#### Aim
Using the records below, locate all lines containing "square" and return them.
[Start of Recorded data]
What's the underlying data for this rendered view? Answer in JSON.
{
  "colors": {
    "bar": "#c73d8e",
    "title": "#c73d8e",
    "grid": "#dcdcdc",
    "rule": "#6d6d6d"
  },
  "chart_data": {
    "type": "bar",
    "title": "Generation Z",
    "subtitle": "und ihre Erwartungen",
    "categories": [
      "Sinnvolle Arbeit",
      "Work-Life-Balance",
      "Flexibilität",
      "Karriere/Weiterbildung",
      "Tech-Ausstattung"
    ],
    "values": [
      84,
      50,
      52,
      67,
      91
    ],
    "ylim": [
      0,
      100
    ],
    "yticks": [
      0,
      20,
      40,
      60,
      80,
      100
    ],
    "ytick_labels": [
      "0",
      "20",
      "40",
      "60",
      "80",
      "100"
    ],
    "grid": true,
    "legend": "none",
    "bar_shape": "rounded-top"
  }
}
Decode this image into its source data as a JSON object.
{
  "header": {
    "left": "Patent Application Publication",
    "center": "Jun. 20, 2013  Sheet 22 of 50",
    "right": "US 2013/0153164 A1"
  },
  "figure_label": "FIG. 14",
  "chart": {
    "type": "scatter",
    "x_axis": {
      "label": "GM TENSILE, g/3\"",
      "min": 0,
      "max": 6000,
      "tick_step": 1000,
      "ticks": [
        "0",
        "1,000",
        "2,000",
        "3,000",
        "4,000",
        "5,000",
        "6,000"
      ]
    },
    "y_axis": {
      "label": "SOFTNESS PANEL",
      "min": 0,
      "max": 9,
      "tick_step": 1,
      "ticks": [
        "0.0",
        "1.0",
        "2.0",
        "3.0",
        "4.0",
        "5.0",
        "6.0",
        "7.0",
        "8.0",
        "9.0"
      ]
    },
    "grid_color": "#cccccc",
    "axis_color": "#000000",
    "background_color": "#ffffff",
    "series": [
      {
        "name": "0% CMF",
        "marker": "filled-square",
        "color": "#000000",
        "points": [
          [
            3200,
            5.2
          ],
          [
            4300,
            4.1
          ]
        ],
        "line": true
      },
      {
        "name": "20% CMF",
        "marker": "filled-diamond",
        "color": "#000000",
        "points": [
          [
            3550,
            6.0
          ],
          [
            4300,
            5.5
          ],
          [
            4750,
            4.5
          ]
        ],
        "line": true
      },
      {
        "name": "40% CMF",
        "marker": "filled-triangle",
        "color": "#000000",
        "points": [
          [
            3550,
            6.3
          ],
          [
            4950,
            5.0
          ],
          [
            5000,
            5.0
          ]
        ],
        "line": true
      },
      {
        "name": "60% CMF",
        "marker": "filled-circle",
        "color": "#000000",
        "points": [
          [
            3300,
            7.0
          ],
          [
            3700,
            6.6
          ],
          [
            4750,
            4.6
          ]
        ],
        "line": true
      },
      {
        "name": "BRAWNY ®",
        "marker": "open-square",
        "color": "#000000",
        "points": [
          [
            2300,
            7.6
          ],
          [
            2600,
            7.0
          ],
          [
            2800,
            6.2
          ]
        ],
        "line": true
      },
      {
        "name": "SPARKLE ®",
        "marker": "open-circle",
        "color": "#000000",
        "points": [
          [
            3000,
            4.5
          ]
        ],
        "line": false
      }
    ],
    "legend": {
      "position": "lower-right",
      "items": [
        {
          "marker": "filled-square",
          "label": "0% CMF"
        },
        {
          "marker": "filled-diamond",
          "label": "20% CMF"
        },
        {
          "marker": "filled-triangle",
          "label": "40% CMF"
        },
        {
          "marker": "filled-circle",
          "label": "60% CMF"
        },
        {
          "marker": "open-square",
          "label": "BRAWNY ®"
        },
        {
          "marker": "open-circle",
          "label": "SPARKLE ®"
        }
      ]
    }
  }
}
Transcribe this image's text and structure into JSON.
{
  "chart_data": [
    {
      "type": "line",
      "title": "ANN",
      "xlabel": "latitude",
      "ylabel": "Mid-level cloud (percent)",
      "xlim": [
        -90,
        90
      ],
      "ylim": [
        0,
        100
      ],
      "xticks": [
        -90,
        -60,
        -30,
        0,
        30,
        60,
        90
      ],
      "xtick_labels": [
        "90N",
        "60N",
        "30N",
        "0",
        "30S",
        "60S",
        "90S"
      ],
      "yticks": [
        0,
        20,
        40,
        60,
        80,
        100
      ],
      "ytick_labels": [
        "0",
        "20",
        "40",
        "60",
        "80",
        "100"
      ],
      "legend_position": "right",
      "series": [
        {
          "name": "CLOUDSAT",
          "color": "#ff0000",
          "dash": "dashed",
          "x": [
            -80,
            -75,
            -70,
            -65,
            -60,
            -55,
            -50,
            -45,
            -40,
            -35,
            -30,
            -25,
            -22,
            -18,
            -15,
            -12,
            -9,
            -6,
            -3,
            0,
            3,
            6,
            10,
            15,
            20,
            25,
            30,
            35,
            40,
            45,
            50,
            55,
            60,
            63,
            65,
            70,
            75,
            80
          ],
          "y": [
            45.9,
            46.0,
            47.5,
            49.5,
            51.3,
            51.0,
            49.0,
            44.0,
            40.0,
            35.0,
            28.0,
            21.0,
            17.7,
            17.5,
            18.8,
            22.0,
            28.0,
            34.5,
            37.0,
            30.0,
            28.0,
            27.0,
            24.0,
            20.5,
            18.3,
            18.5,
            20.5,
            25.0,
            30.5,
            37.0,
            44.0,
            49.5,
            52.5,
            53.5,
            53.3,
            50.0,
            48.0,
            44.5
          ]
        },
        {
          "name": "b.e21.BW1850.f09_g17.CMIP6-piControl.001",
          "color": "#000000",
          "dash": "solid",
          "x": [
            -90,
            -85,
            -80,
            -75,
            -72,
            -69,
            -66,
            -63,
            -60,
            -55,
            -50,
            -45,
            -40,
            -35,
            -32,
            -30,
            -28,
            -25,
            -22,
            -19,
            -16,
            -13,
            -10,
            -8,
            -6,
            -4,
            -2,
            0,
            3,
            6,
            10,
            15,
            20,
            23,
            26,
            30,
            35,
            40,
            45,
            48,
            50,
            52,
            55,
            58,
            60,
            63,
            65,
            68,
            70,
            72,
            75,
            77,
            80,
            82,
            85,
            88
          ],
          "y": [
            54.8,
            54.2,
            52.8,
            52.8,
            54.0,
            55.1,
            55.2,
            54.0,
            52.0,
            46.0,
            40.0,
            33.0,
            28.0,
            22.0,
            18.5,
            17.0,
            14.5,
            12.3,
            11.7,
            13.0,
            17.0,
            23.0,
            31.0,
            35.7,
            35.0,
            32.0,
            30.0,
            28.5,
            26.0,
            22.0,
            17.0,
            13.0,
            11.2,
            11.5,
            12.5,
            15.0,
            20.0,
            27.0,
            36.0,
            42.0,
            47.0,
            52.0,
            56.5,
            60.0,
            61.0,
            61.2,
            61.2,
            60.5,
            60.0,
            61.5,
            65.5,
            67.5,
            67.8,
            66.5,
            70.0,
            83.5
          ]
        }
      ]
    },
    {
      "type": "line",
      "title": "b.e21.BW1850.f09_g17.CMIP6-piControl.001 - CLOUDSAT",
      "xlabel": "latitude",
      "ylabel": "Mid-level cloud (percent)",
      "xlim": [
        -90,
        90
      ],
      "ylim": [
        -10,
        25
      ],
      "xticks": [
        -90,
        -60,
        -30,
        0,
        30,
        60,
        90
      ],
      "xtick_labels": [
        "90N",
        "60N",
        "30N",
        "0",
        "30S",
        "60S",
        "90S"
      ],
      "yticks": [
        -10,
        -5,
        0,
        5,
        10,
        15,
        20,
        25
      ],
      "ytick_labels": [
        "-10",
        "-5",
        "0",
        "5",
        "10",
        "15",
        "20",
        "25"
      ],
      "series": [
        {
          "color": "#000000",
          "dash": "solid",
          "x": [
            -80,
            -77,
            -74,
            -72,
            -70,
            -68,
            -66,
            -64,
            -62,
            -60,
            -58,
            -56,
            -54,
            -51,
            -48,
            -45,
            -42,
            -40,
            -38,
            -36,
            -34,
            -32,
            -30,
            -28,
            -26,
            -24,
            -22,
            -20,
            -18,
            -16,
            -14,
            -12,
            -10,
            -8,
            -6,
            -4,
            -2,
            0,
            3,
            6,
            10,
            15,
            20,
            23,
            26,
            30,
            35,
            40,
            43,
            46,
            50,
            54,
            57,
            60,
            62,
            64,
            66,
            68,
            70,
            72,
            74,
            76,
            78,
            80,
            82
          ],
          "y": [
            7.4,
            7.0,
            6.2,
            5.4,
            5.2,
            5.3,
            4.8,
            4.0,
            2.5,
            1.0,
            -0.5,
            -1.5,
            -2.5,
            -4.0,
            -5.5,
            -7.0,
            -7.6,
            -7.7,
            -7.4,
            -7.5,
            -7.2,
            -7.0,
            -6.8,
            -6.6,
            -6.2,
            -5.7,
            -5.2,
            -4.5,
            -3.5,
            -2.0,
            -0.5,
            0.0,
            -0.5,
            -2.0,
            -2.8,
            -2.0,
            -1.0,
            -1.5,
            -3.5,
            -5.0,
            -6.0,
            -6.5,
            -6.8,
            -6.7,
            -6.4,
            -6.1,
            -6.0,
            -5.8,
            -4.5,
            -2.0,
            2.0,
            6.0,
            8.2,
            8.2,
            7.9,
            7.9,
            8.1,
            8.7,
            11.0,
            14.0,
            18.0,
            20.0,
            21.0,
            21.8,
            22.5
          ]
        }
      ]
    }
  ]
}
[End of Recorded data]
#### Problem solution
        "marker": "filled-square",
        "marker": "open-square",
          "marker": "filled-square",
          "marker": "open-square",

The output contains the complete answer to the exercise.